▶ GIVEN PROBLEM
Extract the full listing verbatim and drop any pictures from your copy.

▶ EXCERPTED RECORDS

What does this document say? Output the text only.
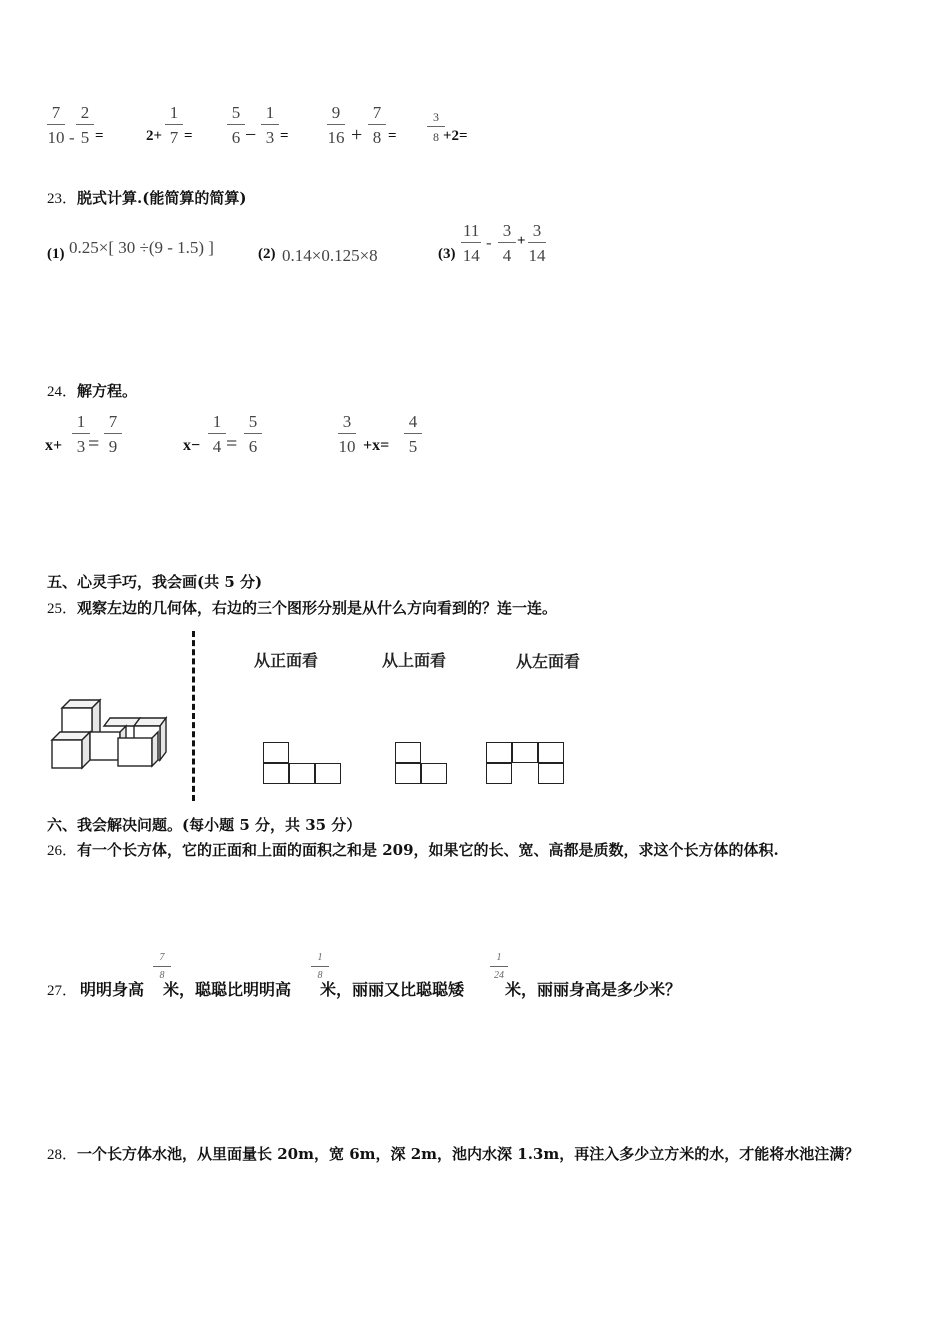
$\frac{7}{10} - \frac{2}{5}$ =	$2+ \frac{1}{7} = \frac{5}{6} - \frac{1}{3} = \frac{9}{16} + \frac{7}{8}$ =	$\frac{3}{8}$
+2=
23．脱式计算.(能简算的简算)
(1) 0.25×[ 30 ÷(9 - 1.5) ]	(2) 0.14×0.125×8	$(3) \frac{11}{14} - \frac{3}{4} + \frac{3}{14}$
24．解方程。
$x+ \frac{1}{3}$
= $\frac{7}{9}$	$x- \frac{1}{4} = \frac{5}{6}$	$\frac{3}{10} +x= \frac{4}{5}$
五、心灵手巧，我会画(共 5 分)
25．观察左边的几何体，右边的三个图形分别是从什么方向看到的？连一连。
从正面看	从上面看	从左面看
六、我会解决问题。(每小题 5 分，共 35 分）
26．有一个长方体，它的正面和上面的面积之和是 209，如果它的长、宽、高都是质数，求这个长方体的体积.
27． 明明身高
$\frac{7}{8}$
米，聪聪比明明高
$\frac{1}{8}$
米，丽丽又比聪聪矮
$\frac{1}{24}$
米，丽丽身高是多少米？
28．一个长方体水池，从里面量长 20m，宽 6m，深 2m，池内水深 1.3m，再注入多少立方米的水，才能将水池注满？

▶ SOLUTION TO THIS PROBLEM
What does this document say? Output the text only.
$\frac{7}{10} - \frac{2}{5}$ =	$2+ \frac{1}{7} = \frac{5}{6} - \frac{1}{3} = \frac{9}{16} + \frac{7}{8}$ =	$\frac{3}{8}$
+2=
23．脱式计算.(能简算的简算)
(1) 0.25×[ 30 ÷(9 - 1.5) ]	(2) 0.14×0.125×8	$(3) \frac{11}{14} - \frac{3}{4} + \frac{3}{14}$
24．解方程。
$x+ \frac{1}{3}$
= $\frac{7}{9}$	$x- \frac{1}{4} = \frac{5}{6}$	$\frac{3}{10} +x= \frac{4}{5}$
五、心灵手巧，我会画(共 5 分)
25．观察左边的几何体，右边的三个图形分别是从什么方向看到的？连一连。
从正面看	从上面看	从左面看
六、我会解决问题。(每小题 5 分，共 35 分）
26．有一个长方体，它的正面和上面的面积之和是 209，如果它的长、宽、高都是质数，求这个长方体的体积.
27． 明明身高
$\frac{7}{8}$
米，聪聪比明明高
$\frac{1}{8}$
米，丽丽又比聪聪矮
$\frac{1}{24}$
米，丽丽身高是多少米？
28．一个长方体水池，从里面量长 20m，宽 6m，深 2m，池内水深 1.3m，再注入多少立方米的水，才能将水池注满？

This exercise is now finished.